-- What you have to do --
Write the records out again exactly, leaving no images in.

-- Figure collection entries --
::::

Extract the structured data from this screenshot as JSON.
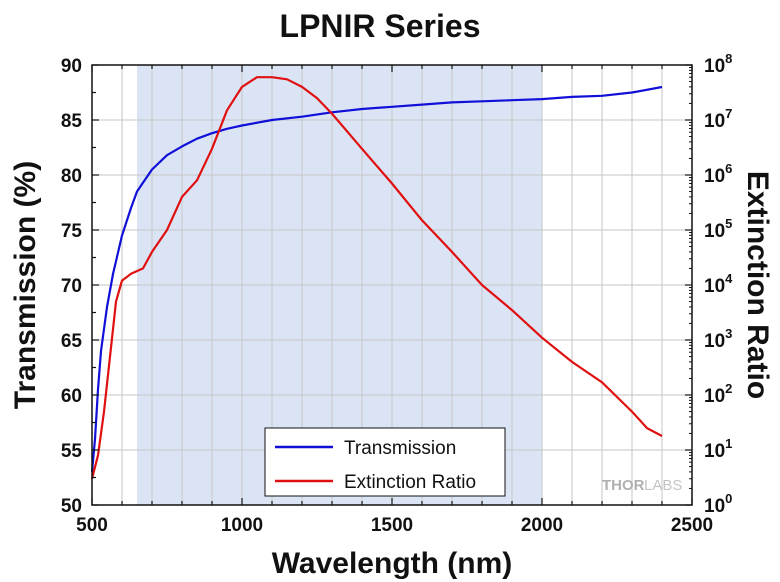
{
  "chart_data": {
    "type": "line",
    "title": "LPNIR Series",
    "xlabel": "Wavelength (nm)",
    "ylabel": "Transmission (%)",
    "y2label": "Extinction Ratio",
    "xlim": [
      500,
      2500
    ],
    "ylim": [
      50,
      90
    ],
    "y2lim_log10": [
      0,
      8
    ],
    "y2scale": "log",
    "x_ticks": [
      "500",
      "1000",
      "1500",
      "2000",
      "2500"
    ],
    "y_ticks": [
      "50",
      "55",
      "60",
      "65",
      "70",
      "75",
      "80",
      "85",
      "90"
    ],
    "y2_tick_base": "10",
    "y2_tick_exponents": [
      "0",
      "1",
      "2",
      "3",
      "4",
      "5",
      "6",
      "7",
      "8"
    ],
    "grid": true,
    "shaded_band": [
      650,
      2000
    ],
    "shaded_color": "#dbe4f5",
    "legend_position": "bottom-center",
    "series": [
      {
        "name": "Transmission",
        "axis": "left",
        "color": "#1010d8",
        "x": [
          500,
          510,
          520,
          530,
          550,
          570,
          600,
          630,
          650,
          700,
          750,
          800,
          850,
          900,
          950,
          1000,
          1100,
          1200,
          1300,
          1400,
          1500,
          1600,
          1650,
          1700,
          1800,
          1900,
          2000,
          2100,
          2200,
          2300,
          2400
        ],
        "y": [
          53,
          56,
          60.5,
          64,
          68,
          71,
          74.5,
          77,
          78.5,
          80.5,
          81.8,
          82.6,
          83.3,
          83.8,
          84.2,
          84.5,
          85.0,
          85.3,
          85.7,
          86.0,
          86.2,
          86.4,
          86.5,
          86.6,
          86.7,
          86.8,
          86.9,
          87.1,
          87.2,
          87.5,
          88.0
        ]
      },
      {
        "name": "Extinction Ratio",
        "axis": "right",
        "color": "#e01010",
        "x": [
          500,
          520,
          540,
          560,
          580,
          600,
          630,
          670,
          700,
          750,
          800,
          850,
          900,
          950,
          1000,
          1050,
          1100,
          1150,
          1200,
          1250,
          1300,
          1400,
          1500,
          1600,
          1700,
          1800,
          1900,
          2000,
          2100,
          2200,
          2300,
          2350,
          2400
        ],
        "y": [
          3,
          8,
          50,
          500,
          5000,
          12000,
          16000,
          20000,
          40000,
          100000,
          400000,
          800000,
          3000000,
          15000000,
          40000000,
          60000000,
          60000000,
          55000000,
          40000000,
          25000000,
          13000000,
          3000000,
          700000,
          150000,
          40000,
          10000,
          3500,
          1100,
          400,
          170,
          50,
          25,
          18
        ]
      }
    ],
    "watermark": [
      "THOR",
      "LABS"
    ]
  }
}
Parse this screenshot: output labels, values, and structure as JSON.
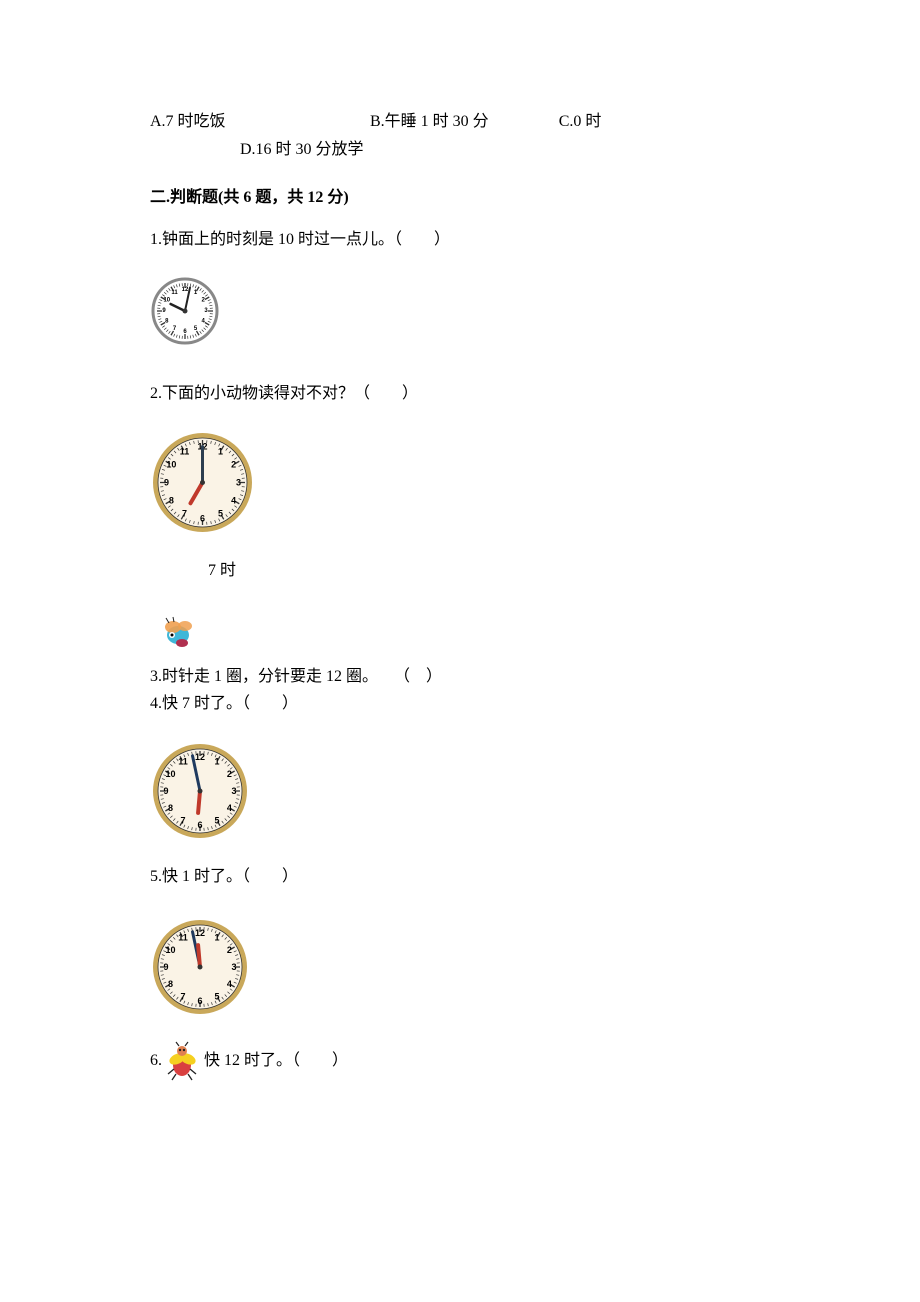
{
  "options": {
    "a": "A.7 时吃饭",
    "b": "B.午睡 1 时 30 分",
    "c": "C.0 时",
    "d": "D.16 时 30 分放学"
  },
  "section2": {
    "title": "二.判断题(共 6 题，共 12 分)"
  },
  "q1": {
    "text": "1.钟面上的时刻是 10 时过一点儿。（　　）",
    "clock": {
      "size": 70,
      "hue_rotate": 0,
      "hour_hand": {
        "angle": -64,
        "length": 16,
        "width": 2.5,
        "color": "#222"
      },
      "minute_hand": {
        "angle": 12,
        "length": 24,
        "width": 2,
        "color": "#222"
      },
      "face": "#fff",
      "rim": "#888",
      "tick": "#333",
      "num_radius": 21,
      "num_font": 6,
      "fancy_rim": true
    }
  },
  "q2": {
    "text": "2.下面的小动物读得对不对？（　　）",
    "clock": {
      "size": 105,
      "hour_hand": {
        "angle": -150,
        "length": 24,
        "width": 4,
        "color": "#c0392b"
      },
      "minute_hand": {
        "angle": 0,
        "length": 36,
        "width": 3,
        "color": "#2c3e50"
      },
      "face": "#faf3e6",
      "rim": "#c9a85a",
      "tick": "#333",
      "num_radius": 36,
      "num_font": 9,
      "fancy_rim": false
    },
    "label": "7 时"
  },
  "q3": {
    "text": "3.时针走 1 圈，分针要走 12 圈。　　（　）"
  },
  "q4": {
    "text": "4.快 7 时了。（　　）",
    "clock": {
      "size": 100,
      "hour_hand": {
        "angle": -175,
        "length": 22,
        "width": 4,
        "color": "#c0392b"
      },
      "minute_hand": {
        "angle": -12,
        "length": 36,
        "width": 3,
        "color": "#1f3a5f"
      },
      "face": "#faf3e6",
      "rim": "#c9a85a",
      "tick": "#333",
      "num_radius": 34,
      "num_font": 9,
      "fancy_rim": false
    }
  },
  "q5": {
    "text": "5.快 1 时了。（　　）",
    "clock": {
      "size": 100,
      "hour_hand": {
        "angle": -5,
        "length": 22,
        "width": 4,
        "color": "#c0392b"
      },
      "minute_hand": {
        "angle": -12,
        "length": 36,
        "width": 3,
        "color": "#1f3a5f"
      },
      "face": "#faf3e6",
      "rim": "#c9a85a",
      "tick": "#333",
      "num_radius": 34,
      "num_font": 9,
      "fancy_rim": false
    }
  },
  "q6": {
    "prefix": "6.",
    "suffix": "快 12 时了。（　　）"
  },
  "clock_numbers": [
    "12",
    "1",
    "2",
    "3",
    "4",
    "5",
    "6",
    "7",
    "8",
    "9",
    "10",
    "11"
  ],
  "bee_colors": {
    "body": "#3fb7d8",
    "wing": "#f0a050",
    "accent": "#b03050"
  },
  "bug_colors": {
    "head": "#e08050",
    "body": "#d94040",
    "wing": "#f5d020",
    "dark": "#222"
  }
}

::::

-- Reply --
Extract the structured data from this screenshot as JSON.
{
  "chart_data": {
    "type": "line",
    "title": "LPNIR Series",
    "xlabel": "Wavelength (nm)",
    "ylabel": "Transmission (%)",
    "y2label": "Extinction Ratio",
    "xlim": [
      500,
      2500
    ],
    "ylim": [
      50,
      90
    ],
    "y2lim_log10": [
      0,
      8
    ],
    "y2scale": "log",
    "x_ticks": [
      "500",
      "1000",
      "1500",
      "2000",
      "2500"
    ],
    "y_ticks": [
      "50",
      "55",
      "60",
      "65",
      "70",
      "75",
      "80",
      "85",
      "90"
    ],
    "y2_tick_base": "10",
    "y2_tick_exponents": [
      "0",
      "1",
      "2",
      "3",
      "4",
      "5",
      "6",
      "7",
      "8"
    ],
    "grid": true,
    "shaded_band": [
      650,
      2000
    ],
    "shaded_color": "#dbe4f5",
    "legend_position": "bottom-center",
    "series": [
      {
        "name": "Transmission",
        "axis": "left",
        "color": "#1010d8",
        "x": [
          500,
          510,
          520,
          530,
          550,
          570,
          600,
          630,
          650,
          700,
          750,
          800,
          850,
          900,
          950,
          1000,
          1100,
          1200,
          1300,
          1400,
          1500,
          1600,
          1650,
          1700,
          1800,
          1900,
          2000,
          2100,
          2200,
          2300,
          2400
        ],
        "y": [
          53,
          56,
          60.5,
          64,
          68,
          71,
          74.5,
          77,
          78.5,
          80.5,
          81.8,
          82.6,
          83.3,
          83.8,
          84.2,
          84.5,
          85.0,
          85.3,
          85.7,
          86.0,
          86.2,
          86.4,
          86.5,
          86.6,
          86.7,
          86.8,
          86.9,
          87.1,
          87.2,
          87.5,
          88.0
        ]
      },
      {
        "name": "Extinction Ratio",
        "axis": "right",
        "color": "#e01010",
        "x": [
          500,
          520,
          540,
          560,
          580,
          600,
          630,
          670,
          700,
          750,
          800,
          850,
          900,
          950,
          1000,
          1050,
          1100,
          1150,
          1200,
          1250,
          1300,
          1400,
          1500,
          1600,
          1700,
          1800,
          1900,
          2000,
          2100,
          2200,
          2300,
          2350,
          2400
        ],
        "y": [
          3,
          8,
          50,
          500,
          5000,
          12000,
          16000,
          20000,
          40000,
          100000,
          400000,
          800000,
          3000000,
          15000000,
          40000000,
          60000000,
          60000000,
          55000000,
          40000000,
          25000000,
          13000000,
          3000000,
          700000,
          150000,
          40000,
          10000,
          3500,
          1100,
          400,
          170,
          50,
          25,
          18
        ]
      }
    ],
    "watermark": [
      "THOR",
      "LABS"
    ]
  }
}
Parse this screenshot: output labels, values, and structure as JSON.
{
  "options": {
    "a": "A.7 时吃饭",
    "b": "B.午睡 1 时 30 分",
    "c": "C.0 时",
    "d": "D.16 时 30 分放学"
  },
  "section2": {
    "title": "二.判断题(共 6 题，共 12 分)"
  },
  "q1": {
    "text": "1.钟面上的时刻是 10 时过一点儿。（　　）",
    "clock": {
      "size": 70,
      "hue_rotate": 0,
      "hour_hand": {
        "angle": -64,
        "length": 16,
        "width": 2.5,
        "color": "#222"
      },
      "minute_hand": {
        "angle": 12,
        "length": 24,
        "width": 2,
        "color": "#222"
      },
      "face": "#fff",
      "rim": "#888",
      "tick": "#333",
      "num_radius": 21,
      "num_font": 6,
      "fancy_rim": true
    }
  },
  "q2": {
    "text": "2.下面的小动物读得对不对？（　　）",
    "clock": {
      "size": 105,
      "hour_hand": {
        "angle": -150,
        "length": 24,
        "width": 4,
        "color": "#c0392b"
      },
      "minute_hand": {
        "angle": 0,
        "length": 36,
        "width": 3,
        "color": "#2c3e50"
      },
      "face": "#faf3e6",
      "rim": "#c9a85a",
      "tick": "#333",
      "num_radius": 36,
      "num_font": 9,
      "fancy_rim": false
    },
    "label": "7 时"
  },
  "q3": {
    "text": "3.时针走 1 圈，分针要走 12 圈。　　（　）"
  },
  "q4": {
    "text": "4.快 7 时了。（　　）",
    "clock": {
      "size": 100,
      "hour_hand": {
        "angle": -175,
        "length": 22,
        "width": 4,
        "color": "#c0392b"
      },
      "minute_hand": {
        "angle": -12,
        "length": 36,
        "width": 3,
        "color": "#1f3a5f"
      },
      "face": "#faf3e6",
      "rim": "#c9a85a",
      "tick": "#333",
      "num_radius": 34,
      "num_font": 9,
      "fancy_rim": false
    }
  },
  "q5": {
    "text": "5.快 1 时了。（　　）",
    "clock": {
      "size": 100,
      "hour_hand": {
        "angle": -5,
        "length": 22,
        "width": 4,
        "color": "#c0392b"
      },
      "minute_hand": {
        "angle": -12,
        "length": 36,
        "width": 3,
        "color": "#1f3a5f"
      },
      "face": "#faf3e6",
      "rim": "#c9a85a",
      "tick": "#333",
      "num_radius": 34,
      "num_font": 9,
      "fancy_rim": false
    }
  },
  "q6": {
    "prefix": "6.",
    "suffix": "快 12 时了。（　　）"
  },
  "clock_numbers": [
    "12",
    "1",
    "2",
    "3",
    "4",
    "5",
    "6",
    "7",
    "8",
    "9",
    "10",
    "11"
  ],
  "bee_colors": {
    "body": "#3fb7d8",
    "wing": "#f0a050",
    "accent": "#b03050"
  },
  "bug_colors": {
    "head": "#e08050",
    "body": "#d94040",
    "wing": "#f5d020",
    "dark": "#222"
  }
}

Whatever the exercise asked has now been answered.